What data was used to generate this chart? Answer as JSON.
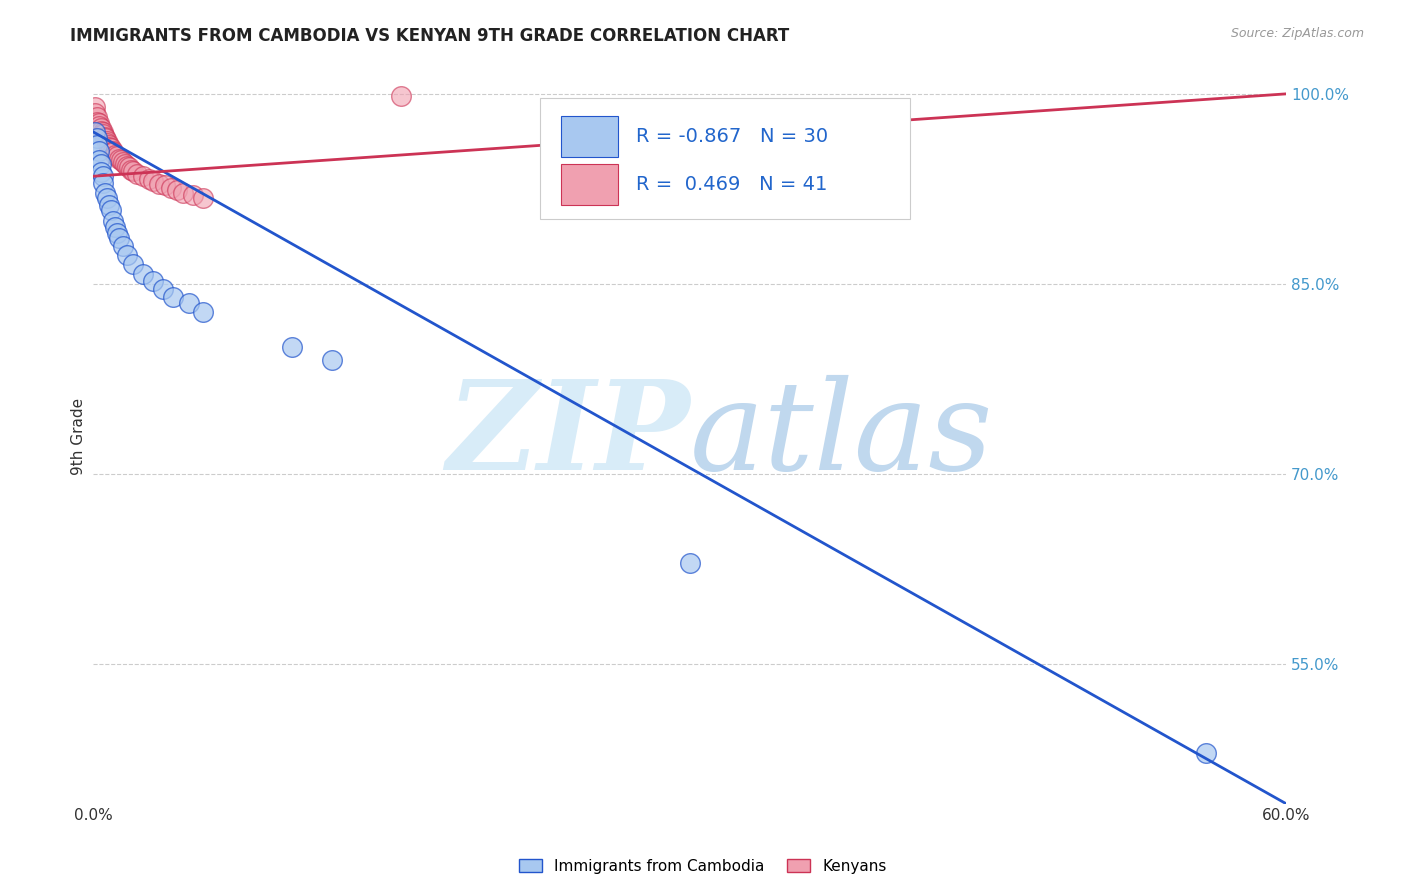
{
  "title": "IMMIGRANTS FROM CAMBODIA VS KENYAN 9TH GRADE CORRELATION CHART",
  "source": "Source: ZipAtlas.com",
  "ylabel": "9th Grade",
  "xlim": [
    0.0,
    0.6
  ],
  "ylim": [
    0.44,
    1.02
  ],
  "yticks": [
    0.55,
    0.7,
    0.85,
    1.0
  ],
  "ytick_labels": [
    "55.0%",
    "70.0%",
    "85.0%",
    "100.0%"
  ],
  "blue_color": "#a8c8f0",
  "blue_line_color": "#2255cc",
  "pink_color": "#f0a0b0",
  "pink_line_color": "#cc3355",
  "legend_R_blue": "-0.867",
  "legend_N_blue": "30",
  "legend_R_pink": "0.469",
  "legend_N_pink": "41",
  "legend_label_blue": "Immigrants from Cambodia",
  "legend_label_pink": "Kenyans",
  "blue_scatter_x": [
    0.001,
    0.002,
    0.002,
    0.003,
    0.003,
    0.004,
    0.004,
    0.005,
    0.005,
    0.006,
    0.007,
    0.008,
    0.009,
    0.01,
    0.011,
    0.012,
    0.013,
    0.015,
    0.017,
    0.02,
    0.025,
    0.03,
    0.035,
    0.04,
    0.048,
    0.055,
    0.1,
    0.12,
    0.3,
    0.56
  ],
  "blue_scatter_y": [
    0.97,
    0.965,
    0.96,
    0.955,
    0.948,
    0.945,
    0.938,
    0.935,
    0.93,
    0.922,
    0.918,
    0.912,
    0.908,
    0.9,
    0.895,
    0.89,
    0.886,
    0.88,
    0.873,
    0.866,
    0.858,
    0.852,
    0.846,
    0.84,
    0.835,
    0.828,
    0.8,
    0.79,
    0.63,
    0.48
  ],
  "pink_scatter_x": [
    0.001,
    0.001,
    0.002,
    0.002,
    0.003,
    0.003,
    0.004,
    0.004,
    0.005,
    0.005,
    0.006,
    0.006,
    0.007,
    0.007,
    0.008,
    0.008,
    0.009,
    0.01,
    0.01,
    0.011,
    0.012,
    0.013,
    0.014,
    0.015,
    0.016,
    0.017,
    0.018,
    0.019,
    0.02,
    0.022,
    0.025,
    0.028,
    0.03,
    0.033,
    0.036,
    0.039,
    0.042,
    0.045,
    0.05,
    0.055,
    0.155
  ],
  "pink_scatter_y": [
    0.99,
    0.985,
    0.982,
    0.978,
    0.977,
    0.975,
    0.973,
    0.971,
    0.97,
    0.968,
    0.966,
    0.965,
    0.963,
    0.961,
    0.96,
    0.958,
    0.957,
    0.955,
    0.954,
    0.952,
    0.951,
    0.949,
    0.948,
    0.946,
    0.945,
    0.943,
    0.942,
    0.94,
    0.939,
    0.937,
    0.935,
    0.933,
    0.931,
    0.929,
    0.928,
    0.926,
    0.924,
    0.922,
    0.92,
    0.918,
    0.998
  ],
  "blue_line_x": [
    0.0,
    0.6
  ],
  "blue_line_y": [
    0.97,
    0.44
  ],
  "pink_line_x": [
    0.0,
    0.6
  ],
  "pink_line_y": [
    0.935,
    1.0
  ],
  "watermark_ZIP_color": "#c8dff0",
  "watermark_atlas_color": "#c8dff0",
  "background_color": "#ffffff",
  "grid_color": "#cccccc"
}
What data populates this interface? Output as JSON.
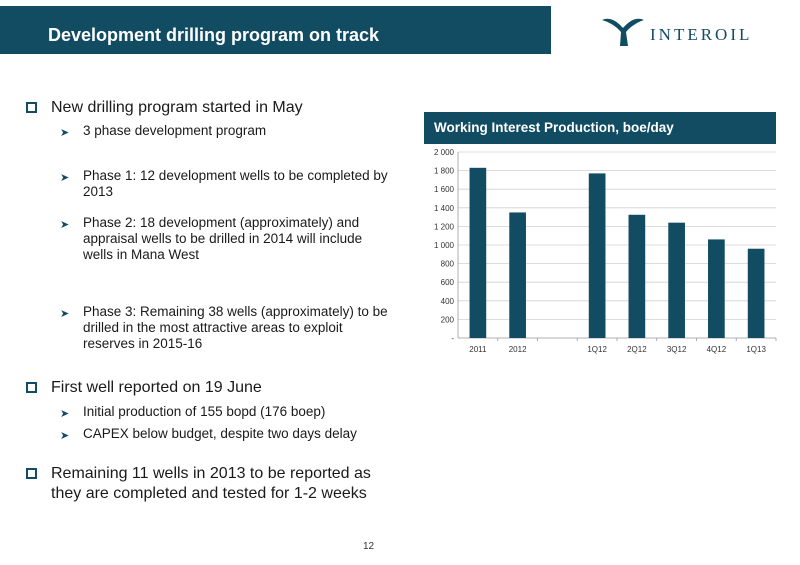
{
  "slide": {
    "title": "Development drilling program on track",
    "logo_text": "INTEROIL",
    "page_number": "12"
  },
  "bullets": [
    {
      "text": "New drilling program started in May",
      "sub": [
        "3 phase development program",
        "Phase 1: 12 development wells to be completed by 2013",
        "Phase 2: 18 development (approximately) and appraisal wells to be drilled in 2014 will include wells in Mana West",
        "Phase 3: Remaining 38 wells (approximately) to be drilled in the most attractive areas to exploit reserves in 2015-16"
      ]
    },
    {
      "text": "First well reported on 19 June",
      "sub": [
        "Initial production of 155 bopd (176 boep)",
        "CAPEX below budget, despite two days delay"
      ]
    },
    {
      "text": "Remaining 11 wells in 2013 to be reported as they are completed and tested for 1-2 weeks",
      "sub": []
    }
  ],
  "colors": {
    "brand": "#124c63",
    "bar": "#124c63",
    "grid": "#d0d0d0"
  },
  "chart_data": {
    "type": "bar",
    "title": "Working Interest Production, boe/day",
    "categories": [
      "2011",
      "2012",
      "",
      "1Q12",
      "2Q12",
      "3Q12",
      "4Q12",
      "1Q13"
    ],
    "values": [
      1830,
      1350,
      null,
      1770,
      1325,
      1240,
      1060,
      960
    ],
    "ylim": [
      0,
      2000
    ],
    "yticks": [
      0,
      200,
      400,
      600,
      800,
      1000,
      1200,
      1400,
      1600,
      1800,
      2000
    ],
    "ytick_labels": [
      "-",
      "200",
      "400",
      "600",
      "800",
      "1 000",
      "1 200",
      "1 400",
      "1 600",
      "1 800",
      "2 000"
    ],
    "grid": true,
    "legend": "none"
  }
}
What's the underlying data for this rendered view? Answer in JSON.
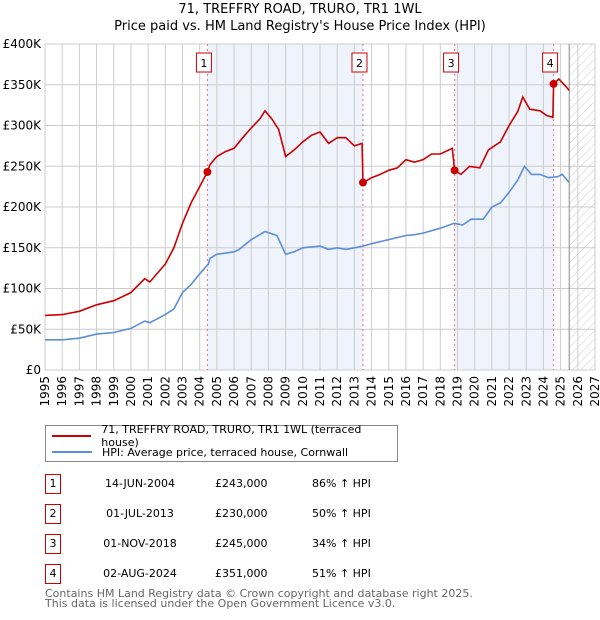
{
  "title_line1": "71, TREFFRY ROAD, TRURO, TR1 1WL",
  "title_line2": "Price paid vs. HM Land Registry's House Price Index (HPI)",
  "legend": {
    "property": "71, TREFFRY ROAD, TRURO, TR1 1WL (terraced house)",
    "hpi": "HPI: Average price, terraced house, Cornwall"
  },
  "colors": {
    "property": "#cc0000",
    "hpi": "#5b8fd6",
    "shade": "#eef3fc"
  },
  "sales": [
    {
      "n": "1",
      "date": "14-JUN-2004",
      "price": "£243,000",
      "hpi": "86% ↑ HPI",
      "x": 2004.45,
      "y": 243
    },
    {
      "n": "2",
      "date": "01-JUL-2013",
      "price": "£230,000",
      "hpi": "50% ↑ HPI",
      "x": 2013.5,
      "y": 230
    },
    {
      "n": "3",
      "date": "01-NOV-2018",
      "price": "£245,000",
      "hpi": "34% ↑ HPI",
      "x": 2018.83,
      "y": 245
    },
    {
      "n": "4",
      "date": "02-AUG-2024",
      "price": "£351,000",
      "hpi": "51% ↑ HPI",
      "x": 2024.59,
      "y": 351
    }
  ],
  "footer_line1": "Contains HM Land Registry data © Crown copyright and database right 2025.",
  "footer_line2": "This data is licensed under the Open Government Licence v3.0.",
  "chart_data": {
    "type": "line",
    "title": "71, TREFFRY ROAD, TRURO, TR1 1WL — Price paid vs. HM Land Registry's House Price Index (HPI)",
    "xlim": [
      1995,
      2027
    ],
    "ylim": [
      0,
      400
    ],
    "y_unit": "£K",
    "yticks": [
      0,
      50,
      100,
      150,
      200,
      250,
      300,
      350,
      400
    ],
    "ytick_labels": [
      "£0",
      "£50K",
      "£100K",
      "£150K",
      "£200K",
      "£250K",
      "£300K",
      "£350K",
      "£400K"
    ],
    "xticks": [
      "1995",
      "1996",
      "1997",
      "1998",
      "1999",
      "2000",
      "2001",
      "2002",
      "2003",
      "2004",
      "2005",
      "2006",
      "2007",
      "2008",
      "2009",
      "2010",
      "2011",
      "2012",
      "2013",
      "2014",
      "2015",
      "2016",
      "2017",
      "2018",
      "2019",
      "2020",
      "2021",
      "2022",
      "2023",
      "2024",
      "2025",
      "2026",
      "2027"
    ],
    "forecast_start": 2025.5,
    "grid": true,
    "legend_position": "below",
    "series": [
      {
        "name": "71, TREFFRY ROAD, TRURO, TR1 1WL (terraced house)",
        "color": "#cc0000",
        "x": [
          1995,
          1996,
          1997,
          1998,
          1999,
          2000,
          2000.8,
          2001.1,
          2002,
          2002.5,
          2003,
          2003.5,
          2004,
          2004.45,
          2004.6,
          2005,
          2005.5,
          2006,
          2006.5,
          2007,
          2007.5,
          2007.8,
          2008.2,
          2008.6,
          2009,
          2009.5,
          2010,
          2010.5,
          2011,
          2011.5,
          2012,
          2012.5,
          2013,
          2013.45,
          2013.5,
          2014,
          2014.5,
          2015,
          2015.5,
          2016,
          2016.5,
          2017,
          2017.5,
          2018,
          2018.7,
          2018.83,
          2019.2,
          2019.7,
          2020.3,
          2020.8,
          2021.5,
          2022,
          2022.5,
          2022.8,
          2023.2,
          2023.8,
          2024.2,
          2024.55,
          2024.59,
          2024.9,
          2025.3,
          2025.5
        ],
        "y": [
          67,
          68,
          72,
          80,
          85,
          95,
          112,
          108,
          130,
          150,
          180,
          205,
          225,
          243,
          252,
          262,
          268,
          272,
          285,
          297,
          308,
          318,
          308,
          295,
          262,
          270,
          280,
          288,
          292,
          278,
          285,
          285,
          275,
          278,
          230,
          236,
          240,
          245,
          248,
          258,
          255,
          258,
          265,
          265,
          272,
          245,
          240,
          250,
          248,
          270,
          280,
          300,
          317,
          335,
          320,
          318,
          312,
          310,
          351,
          357,
          348,
          343
        ]
      },
      {
        "name": "HPI: Average price, terraced house, Cornwall",
        "color": "#5b8fd6",
        "x": [
          1995,
          1996,
          1997,
          1998,
          1999,
          2000,
          2000.8,
          2001.1,
          2002,
          2002.5,
          2003,
          2003.5,
          2004,
          2004.5,
          2004.6,
          2005,
          2006,
          2006.3,
          2007,
          2007.8,
          2008.5,
          2009,
          2009.5,
          2010,
          2011,
          2011.5,
          2012,
          2012.5,
          2013,
          2013.5,
          2014,
          2015,
          2016,
          2016.5,
          2017,
          2018,
          2018.8,
          2019.3,
          2019.8,
          2020.5,
          2021,
          2021.5,
          2022,
          2022.5,
          2022.9,
          2023.3,
          2023.8,
          2024.3,
          2024.8,
          2025.1,
          2025.5
        ],
        "y": [
          37,
          37,
          39,
          44,
          46,
          51,
          60,
          58,
          68,
          75,
          95,
          105,
          118,
          130,
          137,
          142,
          145,
          148,
          160,
          170,
          165,
          142,
          145,
          150,
          152,
          148,
          150,
          148,
          150,
          152,
          155,
          160,
          165,
          166,
          168,
          174,
          180,
          178,
          185,
          185,
          200,
          205,
          218,
          233,
          250,
          240,
          240,
          236,
          237,
          240,
          230
        ]
      }
    ]
  }
}
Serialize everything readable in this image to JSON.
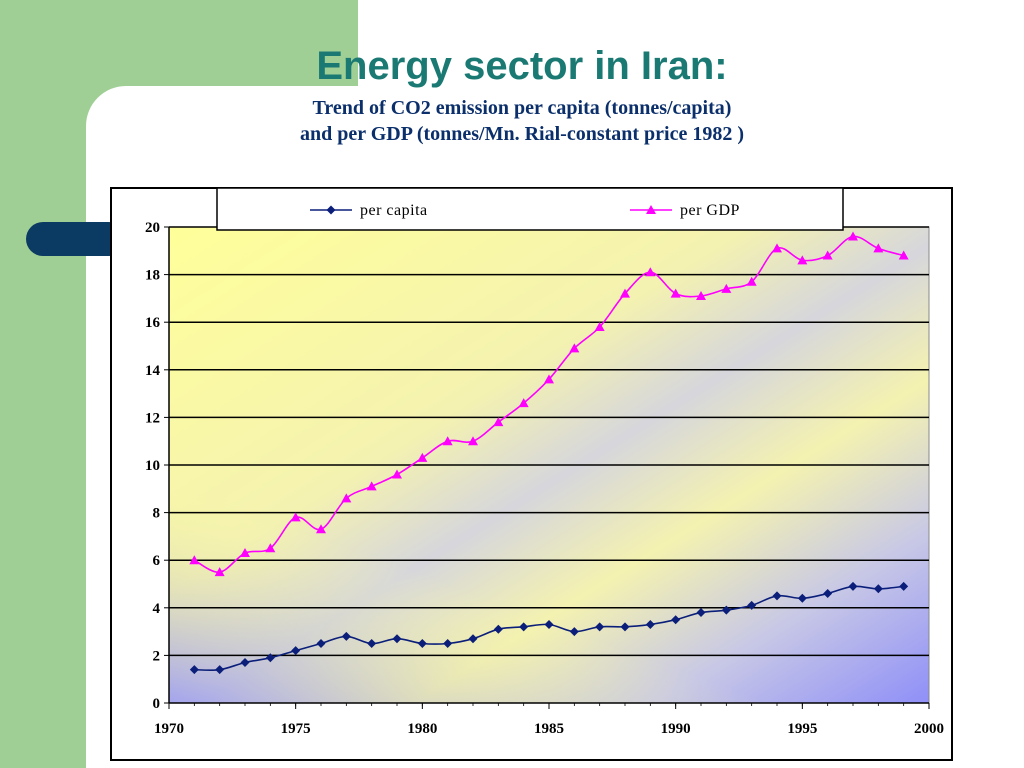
{
  "slide": {
    "title": "Energy sector in Iran:",
    "subtitle_line1": "Trend of CO2 emission per capita (tonnes/capita)",
    "subtitle_line2": "and per GDP (tonnes/Mn. Rial-constant price 1982 )"
  },
  "colors": {
    "title": "#1a7a73",
    "subtitle": "#0b2f6b",
    "per_capita": "#0b1f7a",
    "per_gdp": "#ff00ff",
    "deco_green": "#9fcf95",
    "deco_navy": "#0b3a63"
  },
  "chart_data": {
    "type": "line",
    "title": "",
    "xlabel": "",
    "ylabel": "",
    "xlim": [
      1970,
      2000
    ],
    "ylim": [
      0,
      20
    ],
    "x_ticks": [
      "1970",
      "1975",
      "1980",
      "1985",
      "1990",
      "1995",
      "2000"
    ],
    "y_ticks": [
      "0",
      "2",
      "4",
      "6",
      "8",
      "10",
      "12",
      "14",
      "16",
      "18",
      "20"
    ],
    "grid": "horizontal",
    "legend_position": "top",
    "x": [
      1971,
      1972,
      1973,
      1974,
      1975,
      1976,
      1977,
      1978,
      1979,
      1980,
      1981,
      1982,
      1983,
      1984,
      1985,
      1986,
      1987,
      1988,
      1989,
      1990,
      1991,
      1992,
      1993,
      1994,
      1995,
      1996,
      1997,
      1998,
      1999
    ],
    "series": [
      {
        "name": "per capita",
        "marker": "diamond",
        "values": [
          1.4,
          1.4,
          1.7,
          1.9,
          2.2,
          2.5,
          2.8,
          2.5,
          2.7,
          2.5,
          2.5,
          2.7,
          3.1,
          3.2,
          3.3,
          3.0,
          3.2,
          3.2,
          3.3,
          3.5,
          3.8,
          3.9,
          4.1,
          4.5,
          4.4,
          4.6,
          4.9,
          4.8,
          4.9
        ]
      },
      {
        "name": "per GDP",
        "marker": "triangle",
        "values": [
          6.0,
          5.5,
          6.3,
          6.5,
          7.8,
          7.3,
          8.6,
          9.1,
          9.6,
          10.3,
          11.0,
          11.0,
          11.8,
          12.6,
          13.6,
          14.9,
          15.8,
          17.2,
          18.1,
          17.2,
          17.1,
          17.4,
          17.7,
          19.1,
          18.6,
          18.8,
          19.6,
          19.1,
          18.8
        ]
      }
    ]
  }
}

• [The request]: Write out every line of the preceding listing that contains "Land".

• [Exercise solution]:
  "title_line2": "Price paid vs. HM Land Registry's House Price Index (HPI)",
  "footer_line1": "Contains HM Land Registry data © Crown copyright and database right 2025.",
    "title": "71, TREFFRY ROAD, TRURO, TR1 1WL — Price paid vs. HM Land Registry's House Price Index (HPI)",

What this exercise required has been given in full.